** Begin Data in this exercise **
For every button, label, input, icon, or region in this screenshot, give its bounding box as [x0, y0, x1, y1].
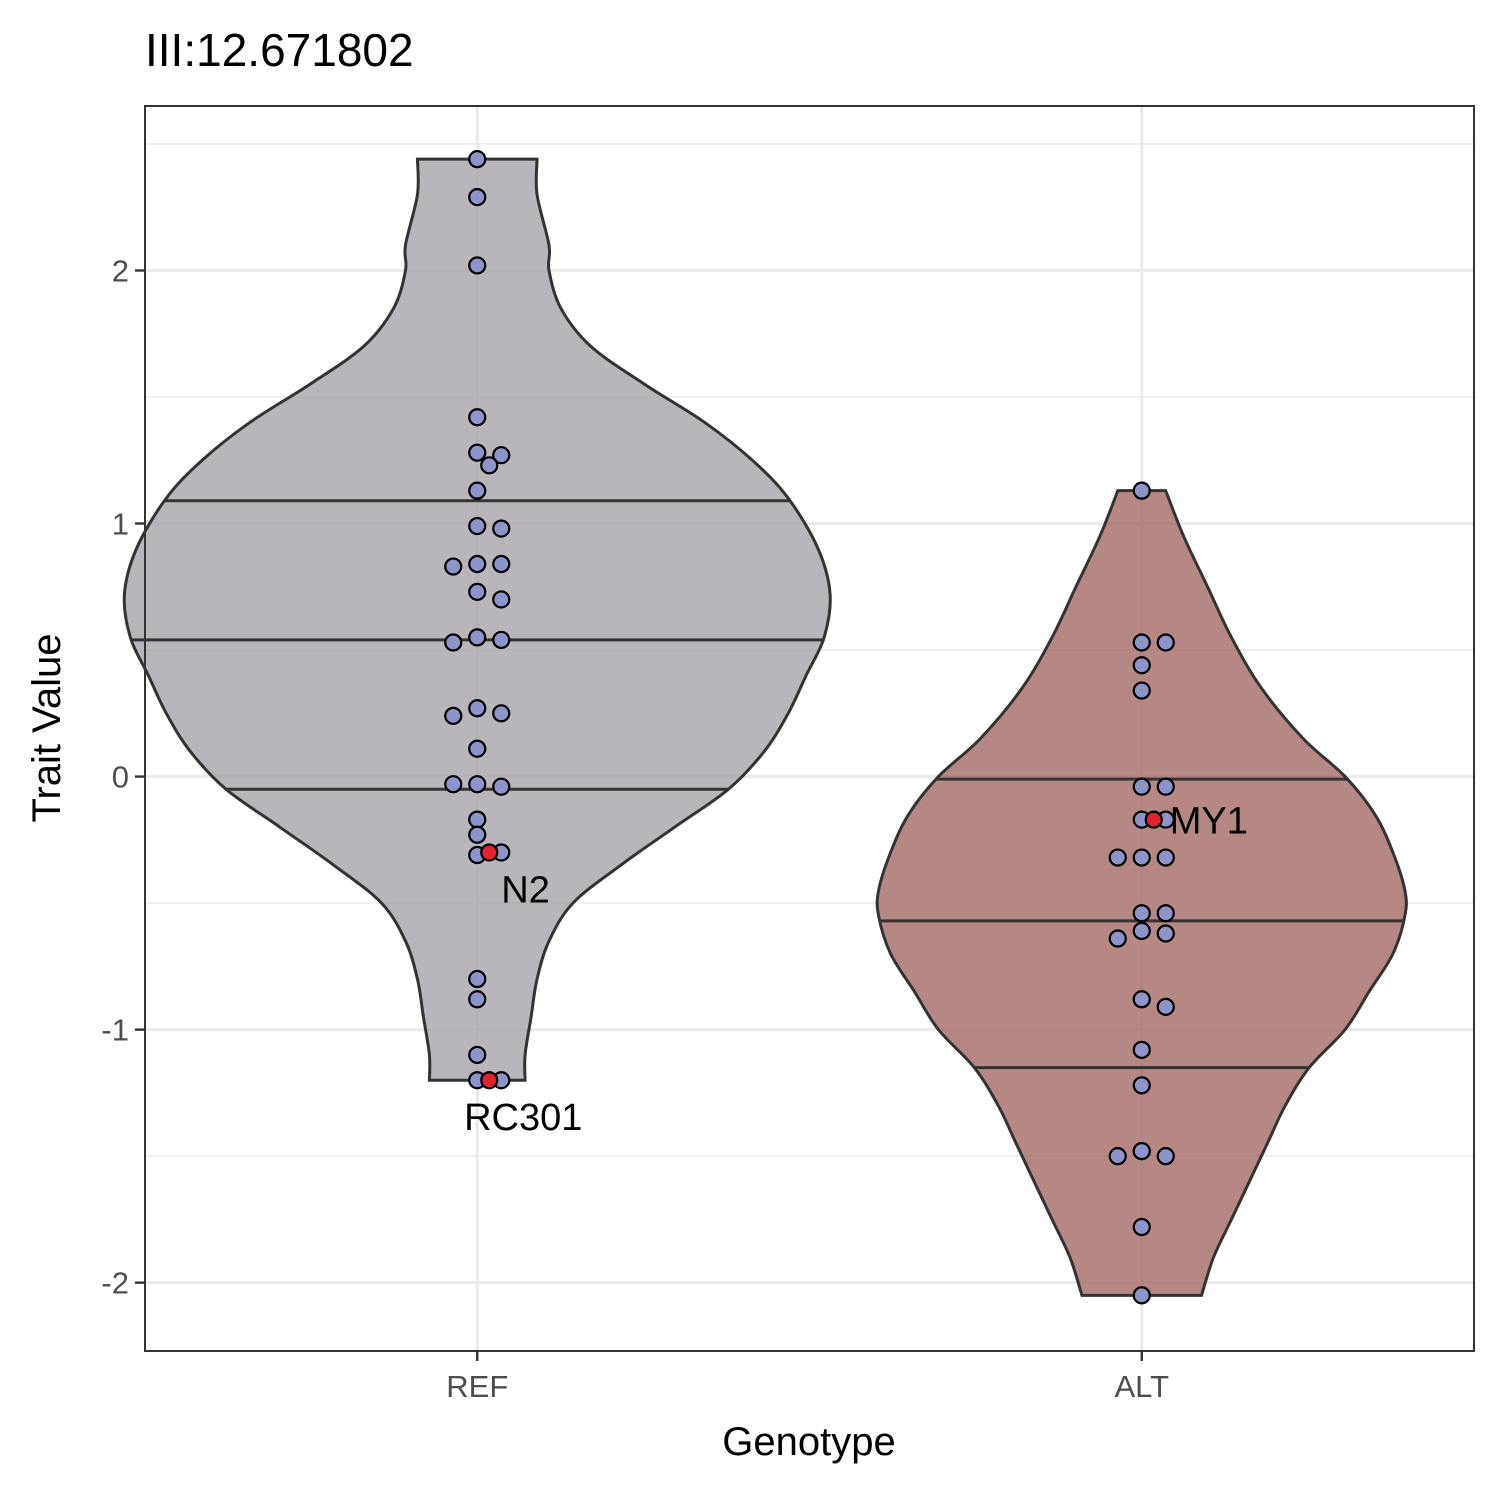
data-point-ref — [468, 825, 487, 844]
data-point-ref — [468, 628, 487, 647]
data-point-ref — [468, 810, 487, 829]
data-point-ref — [444, 557, 463, 576]
data-point-alt — [1132, 656, 1151, 675]
data-point-ref — [468, 481, 487, 500]
data-point-alt — [1156, 904, 1175, 923]
data-point-ref — [468, 582, 487, 601]
data-point-alt — [1132, 990, 1151, 1009]
data-point-ref — [480, 456, 499, 475]
axis-layer: 2 1 0 -1 -2 REF ALT — [101, 105, 1475, 1404]
data-point-ref — [492, 704, 511, 723]
data-point-alt — [1156, 924, 1175, 943]
data-point-ref — [492, 554, 511, 574]
data-point-ref — [468, 1045, 487, 1065]
data-point-alt — [1156, 848, 1175, 867]
data-point-alt — [1108, 1147, 1127, 1166]
highlight-point-rc301 — [480, 1071, 499, 1090]
data-point-ref — [468, 775, 487, 794]
data-point-alt — [1132, 777, 1151, 796]
point-label-rc301: RC301 — [464, 1097, 582, 1139]
point-label-my1: MY1 — [1170, 801, 1248, 843]
y-axis-title: Trait Value — [25, 634, 69, 823]
data-point-alt — [1108, 848, 1127, 867]
data-point-ref — [492, 446, 511, 465]
data-point-ref — [468, 969, 487, 989]
y-tick-label: -2 — [101, 1266, 129, 1301]
data-point-alt — [1132, 481, 1151, 500]
data-point-ref — [492, 630, 511, 650]
panel-border — [144, 105, 1475, 1352]
data-point-ref — [492, 519, 511, 538]
y-tick-label: -1 — [101, 1013, 129, 1048]
data-point-ref — [468, 554, 487, 574]
data-point-alt — [1132, 921, 1151, 941]
y-tick-label: 2 — [112, 253, 129, 288]
label-layer: N2 RC301 MY1 — [464, 801, 1248, 1140]
x-axis-title: Genotype — [722, 1420, 895, 1464]
point-label-n2: N2 — [501, 869, 550, 911]
data-point-alt — [1132, 1217, 1151, 1237]
data-point-alt — [1132, 904, 1151, 923]
highlight-point-n2 — [480, 843, 499, 862]
data-point-alt — [1132, 1040, 1151, 1059]
data-point-alt — [1132, 1141, 1151, 1161]
data-point-ref — [468, 256, 487, 275]
x-tick-label-alt: ALT — [1114, 1369, 1169, 1404]
data-point-ref — [444, 633, 463, 652]
point-layer — [444, 150, 1175, 1305]
violin-ref — [122, 157, 832, 1082]
data-point-ref — [492, 590, 511, 609]
data-point-ref — [468, 990, 487, 1009]
data-point-ref — [492, 777, 511, 796]
data-point-alt — [1156, 777, 1175, 796]
data-point-alt — [1132, 1076, 1151, 1095]
violin-alt — [875, 489, 1408, 1297]
data-point-alt — [1132, 681, 1151, 700]
data-point-alt — [1132, 848, 1151, 867]
data-point-alt — [1156, 633, 1175, 652]
data-point-ref — [444, 775, 463, 794]
chart-title: III:12.671802 — [145, 24, 414, 76]
data-point-alt — [1156, 1147, 1175, 1166]
data-point-alt — [1108, 929, 1127, 948]
data-point-ref — [468, 739, 487, 758]
y-tick-label: 0 — [112, 760, 129, 795]
data-point-alt — [1132, 633, 1151, 652]
data-point-ref — [468, 150, 487, 169]
data-point-alt — [1156, 997, 1175, 1016]
x-tick-label-ref: REF — [446, 1369, 508, 1404]
data-point-ref — [468, 408, 487, 427]
data-point-ref — [468, 516, 487, 536]
data-point-alt — [1132, 1286, 1151, 1305]
data-point-ref — [444, 706, 463, 725]
data-point-ref — [468, 699, 487, 718]
y-tick-label: 1 — [112, 507, 129, 542]
data-point-ref — [468, 187, 487, 207]
data-point-ref — [468, 443, 487, 462]
highlight-point-my1 — [1144, 810, 1163, 829]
** End Data in this exercise **
Task details.
Can you write out every one of the rows above word for word, leaving out any pictures?

Solution for this task.
For every button, label, input, icon, or region in this screenshot, give its bounding box as [x0, y0, x1, y1].
data-point-ref — [468, 825, 487, 844]
data-point-ref — [468, 628, 487, 647]
data-point-ref — [468, 810, 487, 829]
data-point-ref — [444, 557, 463, 576]
data-point-alt — [1132, 656, 1151, 675]
data-point-ref — [468, 481, 487, 500]
data-point-alt — [1156, 904, 1175, 923]
data-point-ref — [468, 582, 487, 601]
data-point-alt — [1132, 990, 1151, 1009]
data-point-ref — [480, 456, 499, 475]
axis-layer: 2 1 0 -1 -2 REF ALT — [101, 105, 1475, 1404]
data-point-ref — [492, 704, 511, 723]
data-point-alt — [1156, 924, 1175, 943]
data-point-ref — [492, 554, 511, 574]
data-point-ref — [468, 1045, 487, 1065]
data-point-alt — [1156, 848, 1175, 867]
data-point-alt — [1108, 1147, 1127, 1166]
highlight-point-rc301 — [480, 1071, 499, 1090]
data-point-ref — [468, 775, 487, 794]
data-point-alt — [1132, 777, 1151, 796]
point-label-rc301: RC301 — [464, 1097, 582, 1139]
point-label-my1: MY1 — [1170, 801, 1248, 843]
y-axis-title: Trait Value — [25, 634, 69, 823]
data-point-alt — [1108, 848, 1127, 867]
data-point-ref — [492, 446, 511, 465]
data-point-ref — [468, 969, 487, 989]
y-tick-label: -2 — [101, 1266, 129, 1301]
data-point-alt — [1132, 481, 1151, 500]
data-point-ref — [492, 630, 511, 650]
panel-border — [144, 105, 1475, 1352]
data-point-ref — [492, 519, 511, 538]
y-tick-label: -1 — [101, 1013, 129, 1048]
data-point-ref — [468, 554, 487, 574]
data-point-alt — [1132, 921, 1151, 941]
y-tick-label: 2 — [112, 253, 129, 288]
label-layer: N2 RC301 MY1 — [464, 801, 1248, 1140]
x-axis-title: Genotype — [722, 1420, 895, 1464]
point-label-n2: N2 — [501, 869, 550, 911]
data-point-alt — [1132, 1217, 1151, 1237]
data-point-alt — [1132, 904, 1151, 923]
highlight-point-n2 — [480, 843, 499, 862]
data-point-alt — [1132, 1040, 1151, 1059]
data-point-alt — [1132, 1141, 1151, 1161]
data-point-ref — [468, 256, 487, 275]
x-tick-label-alt: ALT — [1114, 1369, 1169, 1404]
data-point-ref — [444, 633, 463, 652]
point-layer — [444, 150, 1175, 1305]
violin-ref — [122, 157, 832, 1082]
data-point-ref — [492, 590, 511, 609]
data-point-ref — [468, 990, 487, 1009]
data-point-ref — [492, 777, 511, 796]
data-point-alt — [1156, 777, 1175, 796]
data-point-alt — [1132, 1076, 1151, 1095]
violin-alt — [875, 489, 1408, 1297]
data-point-alt — [1132, 681, 1151, 700]
data-point-alt — [1132, 848, 1151, 867]
data-point-alt — [1156, 633, 1175, 652]
data-point-ref — [444, 775, 463, 794]
chart-title: III:12.671802 — [145, 24, 414, 76]
data-point-alt — [1156, 1147, 1175, 1166]
data-point-alt — [1108, 929, 1127, 948]
data-point-ref — [468, 739, 487, 758]
y-tick-label: 0 — [112, 760, 129, 795]
data-point-alt — [1132, 633, 1151, 652]
data-point-ref — [468, 150, 487, 169]
data-point-alt — [1156, 997, 1175, 1016]
x-tick-label-ref: REF — [446, 1369, 508, 1404]
data-point-ref — [468, 408, 487, 427]
data-point-ref — [468, 516, 487, 536]
data-point-alt — [1132, 1286, 1151, 1305]
data-point-ref — [444, 706, 463, 725]
data-point-ref — [468, 699, 487, 718]
y-tick-label: 1 — [112, 507, 129, 542]
data-point-ref — [468, 187, 487, 207]
data-point-ref — [468, 443, 487, 462]
highlight-point-my1 — [1144, 810, 1163, 829]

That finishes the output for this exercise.